* [Exercise instructions]: Make an exact copy of all the data.
'''
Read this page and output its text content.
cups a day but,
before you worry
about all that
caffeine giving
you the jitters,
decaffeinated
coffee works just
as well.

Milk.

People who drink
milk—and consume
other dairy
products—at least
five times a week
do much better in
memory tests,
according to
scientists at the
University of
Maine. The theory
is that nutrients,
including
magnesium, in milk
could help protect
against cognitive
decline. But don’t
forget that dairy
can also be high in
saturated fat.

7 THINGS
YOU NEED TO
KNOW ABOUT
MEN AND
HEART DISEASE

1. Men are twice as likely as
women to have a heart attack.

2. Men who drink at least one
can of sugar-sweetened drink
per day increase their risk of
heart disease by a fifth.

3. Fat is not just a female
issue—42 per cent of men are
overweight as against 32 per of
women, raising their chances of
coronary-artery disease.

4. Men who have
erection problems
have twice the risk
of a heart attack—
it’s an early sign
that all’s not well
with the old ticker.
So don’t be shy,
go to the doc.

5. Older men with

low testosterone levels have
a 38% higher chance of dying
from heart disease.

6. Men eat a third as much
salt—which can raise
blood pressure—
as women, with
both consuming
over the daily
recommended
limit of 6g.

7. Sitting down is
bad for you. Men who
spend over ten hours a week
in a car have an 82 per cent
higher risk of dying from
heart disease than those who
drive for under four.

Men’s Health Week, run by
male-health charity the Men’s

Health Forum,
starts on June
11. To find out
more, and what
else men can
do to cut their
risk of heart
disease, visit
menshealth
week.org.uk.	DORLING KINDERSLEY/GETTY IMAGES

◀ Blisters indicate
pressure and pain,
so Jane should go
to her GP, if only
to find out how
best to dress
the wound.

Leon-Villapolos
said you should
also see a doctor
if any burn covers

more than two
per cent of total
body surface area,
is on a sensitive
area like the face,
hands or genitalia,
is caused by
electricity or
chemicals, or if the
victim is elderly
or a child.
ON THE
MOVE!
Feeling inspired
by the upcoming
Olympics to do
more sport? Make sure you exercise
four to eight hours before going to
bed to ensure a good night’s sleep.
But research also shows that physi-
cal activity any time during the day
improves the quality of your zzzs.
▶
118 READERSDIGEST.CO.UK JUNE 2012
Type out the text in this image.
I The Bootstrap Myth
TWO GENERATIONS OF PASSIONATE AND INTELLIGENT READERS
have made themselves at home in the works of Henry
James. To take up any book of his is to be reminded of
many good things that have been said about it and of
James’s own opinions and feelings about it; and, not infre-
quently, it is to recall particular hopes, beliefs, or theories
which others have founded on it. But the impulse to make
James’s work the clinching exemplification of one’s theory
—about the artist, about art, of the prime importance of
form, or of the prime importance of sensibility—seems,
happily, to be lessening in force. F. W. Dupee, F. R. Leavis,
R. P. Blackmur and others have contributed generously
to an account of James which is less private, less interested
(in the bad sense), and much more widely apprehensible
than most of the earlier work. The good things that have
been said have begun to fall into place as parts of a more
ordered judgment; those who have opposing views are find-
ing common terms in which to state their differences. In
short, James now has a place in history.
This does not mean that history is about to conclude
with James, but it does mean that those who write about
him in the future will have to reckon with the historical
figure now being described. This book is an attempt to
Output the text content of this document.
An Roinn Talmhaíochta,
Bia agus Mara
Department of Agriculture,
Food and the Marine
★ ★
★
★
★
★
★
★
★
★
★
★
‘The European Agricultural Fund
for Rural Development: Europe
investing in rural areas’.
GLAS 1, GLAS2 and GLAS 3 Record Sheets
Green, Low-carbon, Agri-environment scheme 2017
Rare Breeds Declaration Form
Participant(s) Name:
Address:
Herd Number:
'''
* [Written response]:
Read this page and output its text content.
cups a day but,
before you worry
about all that
caffeine giving
you the jitters,
decaffeinated
coffee works just
as well.

Milk.

People who drink
milk—and consume
other dairy
products—at least
five times a week
do much better in
memory tests,
according to
scientists at the
University of
Maine. The theory
is that nutrients,
including
magnesium, in milk
could help protect
against cognitive
decline. But don’t
forget that dairy
can also be high in
saturated fat.

7 THINGS
YOU NEED TO
KNOW ABOUT
MEN AND
HEART DISEASE

1. Men are twice as likely as
women to have a heart attack.

2. Men who drink at least one
can of sugar-sweetened drink
per day increase their risk of
heart disease by a fifth.

3. Fat is not just a female
issue—42 per cent of men are
overweight as against 32 per of
women, raising their chances of
coronary-artery disease.

4. Men who have
erection problems
have twice the risk
of a heart attack—
it’s an early sign
that all’s not well
with the old ticker.
So don’t be shy,
go to the doc.

5. Older men with

low testosterone levels have
a 38% higher chance of dying
from heart disease.

6. Men eat a third as much
salt—which can raise
blood pressure—
as women, with
both consuming
over the daily
recommended
limit of 6g.

7. Sitting down is
bad for you. Men who
spend over ten hours a week
in a car have an 82 per cent
higher risk of dying from
heart disease than those who
drive for under four.

Men’s Health Week, run by
male-health charity the Men’s

Health Forum,
starts on June
11. To find out
more, and what
else men can
do to cut their
risk of heart
disease, visit
menshealth
week.org.uk.	DORLING KINDERSLEY/GETTY IMAGES

◀ Blisters indicate
pressure and pain,
so Jane should go
to her GP, if only
to find out how
best to dress
the wound.

Leon-Villapolos
said you should
also see a doctor
if any burn covers

more than two
per cent of total
body surface area,
is on a sensitive
area like the face,
hands or genitalia,
is caused by
electricity or
chemicals, or if the
victim is elderly
or a child.
ON THE
MOVE!
Feeling inspired
by the upcoming
Olympics to do
more sport? Make sure you exercise
four to eight hours before going to
bed to ensure a good night’s sleep.
But research also shows that physi-
cal activity any time during the day
improves the quality of your zzzs.
▶
118 READERSDIGEST.CO.UK JUNE 2012
Type out the text in this image.
I The Bootstrap Myth
TWO GENERATIONS OF PASSIONATE AND INTELLIGENT READERS
have made themselves at home in the works of Henry
James. To take up any book of his is to be reminded of
many good things that have been said about it and of
James’s own opinions and feelings about it; and, not infre-
quently, it is to recall particular hopes, beliefs, or theories
which others have founded on it. But the impulse to make
James’s work the clinching exemplification of one’s theory
—about the artist, about art, of the prime importance of
form, or of the prime importance of sensibility—seems,
happily, to be lessening in force. F. W. Dupee, F. R. Leavis,
R. P. Blackmur and others have contributed generously
to an account of James which is less private, less interested
(in the bad sense), and much more widely apprehensible
than most of the earlier work. The good things that have
been said have begun to fall into place as parts of a more
ordered judgment; those who have opposing views are find-
ing common terms in which to state their differences. In
short, James now has a place in history.
This does not mean that history is about to conclude
with James, but it does mean that those who write about
him in the future will have to reckon with the historical
figure now being described. This book is an attempt to
Output the text content of this document.
An Roinn Talmhaíochta,
Bia agus Mara
Department of Agriculture,
Food and the Marine
★ ★
★
★
★
★
★
★
★
★
★
★
‘The European Agricultural Fund
for Rural Development: Europe
investing in rural areas’.
GLAS 1, GLAS2 and GLAS 3 Record Sheets
Green, Low-carbon, Agri-environment scheme 2017
Rare Breeds Declaration Form
Participant(s) Name:
Address:
Herd Number:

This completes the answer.